GOAL OF THE EXERCISE » Copy each line of the entries that contains the word "Spot".

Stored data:
================================

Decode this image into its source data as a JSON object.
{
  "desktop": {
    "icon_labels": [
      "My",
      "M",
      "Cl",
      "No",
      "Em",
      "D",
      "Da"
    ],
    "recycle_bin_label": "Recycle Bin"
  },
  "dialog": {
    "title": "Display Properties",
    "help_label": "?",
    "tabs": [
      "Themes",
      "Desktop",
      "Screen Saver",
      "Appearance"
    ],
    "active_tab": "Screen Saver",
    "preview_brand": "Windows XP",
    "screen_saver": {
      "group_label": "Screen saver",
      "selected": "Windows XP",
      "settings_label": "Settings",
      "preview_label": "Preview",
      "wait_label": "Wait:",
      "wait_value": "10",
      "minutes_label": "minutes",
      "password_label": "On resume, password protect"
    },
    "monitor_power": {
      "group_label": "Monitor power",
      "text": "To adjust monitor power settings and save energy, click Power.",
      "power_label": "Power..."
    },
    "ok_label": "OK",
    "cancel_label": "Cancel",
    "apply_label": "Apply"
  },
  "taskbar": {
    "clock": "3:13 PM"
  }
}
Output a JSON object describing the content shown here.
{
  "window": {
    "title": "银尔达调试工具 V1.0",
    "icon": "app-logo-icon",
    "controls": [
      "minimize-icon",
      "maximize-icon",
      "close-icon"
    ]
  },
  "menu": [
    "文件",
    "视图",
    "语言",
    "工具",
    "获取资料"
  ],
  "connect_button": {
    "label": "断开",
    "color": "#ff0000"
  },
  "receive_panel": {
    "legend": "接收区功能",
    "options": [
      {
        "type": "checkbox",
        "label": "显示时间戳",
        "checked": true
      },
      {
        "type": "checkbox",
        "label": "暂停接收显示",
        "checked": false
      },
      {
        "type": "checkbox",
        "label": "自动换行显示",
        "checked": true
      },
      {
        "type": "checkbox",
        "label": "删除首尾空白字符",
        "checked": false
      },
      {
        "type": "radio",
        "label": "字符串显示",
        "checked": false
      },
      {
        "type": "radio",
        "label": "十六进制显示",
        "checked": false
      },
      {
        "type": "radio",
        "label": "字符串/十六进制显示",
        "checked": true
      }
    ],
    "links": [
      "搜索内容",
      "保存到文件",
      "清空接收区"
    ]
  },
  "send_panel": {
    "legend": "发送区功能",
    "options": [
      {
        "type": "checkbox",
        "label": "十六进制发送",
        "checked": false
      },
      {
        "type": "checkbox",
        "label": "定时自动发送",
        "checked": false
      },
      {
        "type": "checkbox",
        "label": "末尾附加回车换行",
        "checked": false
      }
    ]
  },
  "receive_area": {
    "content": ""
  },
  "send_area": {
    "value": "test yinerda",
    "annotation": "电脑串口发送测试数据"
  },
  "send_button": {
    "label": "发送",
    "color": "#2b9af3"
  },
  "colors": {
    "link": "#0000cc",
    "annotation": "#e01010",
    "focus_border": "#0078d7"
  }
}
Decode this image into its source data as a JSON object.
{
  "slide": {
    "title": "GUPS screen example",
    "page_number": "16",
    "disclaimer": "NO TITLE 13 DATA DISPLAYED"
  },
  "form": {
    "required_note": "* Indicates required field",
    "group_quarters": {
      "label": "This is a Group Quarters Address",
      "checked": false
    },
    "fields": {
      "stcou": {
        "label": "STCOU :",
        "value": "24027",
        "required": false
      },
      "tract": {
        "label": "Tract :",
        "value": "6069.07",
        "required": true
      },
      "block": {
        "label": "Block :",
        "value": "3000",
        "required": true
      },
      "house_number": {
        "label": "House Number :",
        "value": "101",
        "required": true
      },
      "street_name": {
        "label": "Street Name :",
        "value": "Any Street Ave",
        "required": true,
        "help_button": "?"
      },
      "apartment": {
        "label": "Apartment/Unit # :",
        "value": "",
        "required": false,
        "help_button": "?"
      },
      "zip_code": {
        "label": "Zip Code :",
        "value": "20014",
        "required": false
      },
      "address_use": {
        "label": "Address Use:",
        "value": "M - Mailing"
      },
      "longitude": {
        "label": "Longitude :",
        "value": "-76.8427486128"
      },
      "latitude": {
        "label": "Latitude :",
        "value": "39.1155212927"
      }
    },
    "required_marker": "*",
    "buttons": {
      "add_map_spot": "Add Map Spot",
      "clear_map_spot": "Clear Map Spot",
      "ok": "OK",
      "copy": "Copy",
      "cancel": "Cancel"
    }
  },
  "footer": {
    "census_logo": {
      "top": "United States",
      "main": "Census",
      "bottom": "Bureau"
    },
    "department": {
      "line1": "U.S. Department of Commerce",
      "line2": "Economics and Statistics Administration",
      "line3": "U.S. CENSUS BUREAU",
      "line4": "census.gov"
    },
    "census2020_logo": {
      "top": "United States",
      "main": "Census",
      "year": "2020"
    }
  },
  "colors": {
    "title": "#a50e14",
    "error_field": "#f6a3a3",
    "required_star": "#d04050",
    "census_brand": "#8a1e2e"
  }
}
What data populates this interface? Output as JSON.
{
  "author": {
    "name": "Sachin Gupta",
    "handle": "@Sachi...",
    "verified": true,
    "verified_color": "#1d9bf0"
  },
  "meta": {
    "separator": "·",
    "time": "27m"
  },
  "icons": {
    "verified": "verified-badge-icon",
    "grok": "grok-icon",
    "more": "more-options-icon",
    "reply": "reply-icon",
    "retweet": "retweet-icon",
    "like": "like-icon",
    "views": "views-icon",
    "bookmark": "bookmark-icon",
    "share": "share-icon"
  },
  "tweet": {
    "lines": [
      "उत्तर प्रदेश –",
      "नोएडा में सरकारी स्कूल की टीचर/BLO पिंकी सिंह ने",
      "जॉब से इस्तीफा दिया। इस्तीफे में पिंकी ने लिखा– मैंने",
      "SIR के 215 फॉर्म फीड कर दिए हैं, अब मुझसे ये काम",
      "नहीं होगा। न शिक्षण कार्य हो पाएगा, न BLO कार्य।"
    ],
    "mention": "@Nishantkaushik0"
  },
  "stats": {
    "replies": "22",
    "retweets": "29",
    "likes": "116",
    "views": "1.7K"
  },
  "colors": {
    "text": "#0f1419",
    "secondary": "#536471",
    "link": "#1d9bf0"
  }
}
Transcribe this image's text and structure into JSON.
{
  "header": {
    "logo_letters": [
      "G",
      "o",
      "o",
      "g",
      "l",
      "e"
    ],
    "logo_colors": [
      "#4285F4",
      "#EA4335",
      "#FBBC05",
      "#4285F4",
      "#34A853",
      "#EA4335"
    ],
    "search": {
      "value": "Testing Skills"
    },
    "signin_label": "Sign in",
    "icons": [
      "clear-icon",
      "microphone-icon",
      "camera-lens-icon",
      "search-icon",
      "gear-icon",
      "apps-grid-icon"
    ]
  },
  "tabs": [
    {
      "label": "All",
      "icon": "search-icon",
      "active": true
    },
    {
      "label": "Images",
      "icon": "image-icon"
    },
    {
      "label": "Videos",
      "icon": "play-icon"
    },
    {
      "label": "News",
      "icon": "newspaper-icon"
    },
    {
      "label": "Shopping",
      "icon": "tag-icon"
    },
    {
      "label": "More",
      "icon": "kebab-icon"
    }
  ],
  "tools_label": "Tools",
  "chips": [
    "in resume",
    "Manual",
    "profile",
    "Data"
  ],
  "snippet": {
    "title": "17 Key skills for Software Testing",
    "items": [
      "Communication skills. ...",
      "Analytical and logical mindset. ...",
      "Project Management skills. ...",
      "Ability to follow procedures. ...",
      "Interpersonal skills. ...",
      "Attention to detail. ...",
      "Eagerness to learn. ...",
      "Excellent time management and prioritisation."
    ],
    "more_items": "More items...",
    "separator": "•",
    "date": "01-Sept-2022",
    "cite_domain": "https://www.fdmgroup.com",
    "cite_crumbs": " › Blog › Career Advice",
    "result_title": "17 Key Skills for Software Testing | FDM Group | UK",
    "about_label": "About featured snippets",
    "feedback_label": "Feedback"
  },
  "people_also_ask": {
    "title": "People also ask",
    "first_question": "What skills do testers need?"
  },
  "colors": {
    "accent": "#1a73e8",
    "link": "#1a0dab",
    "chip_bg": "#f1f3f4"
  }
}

================================

SOLUTION FOR THIS EXERCISE »
      "add_map_spot": "Add Map Spot",
      "clear_map_spot": "Clear Map Spot",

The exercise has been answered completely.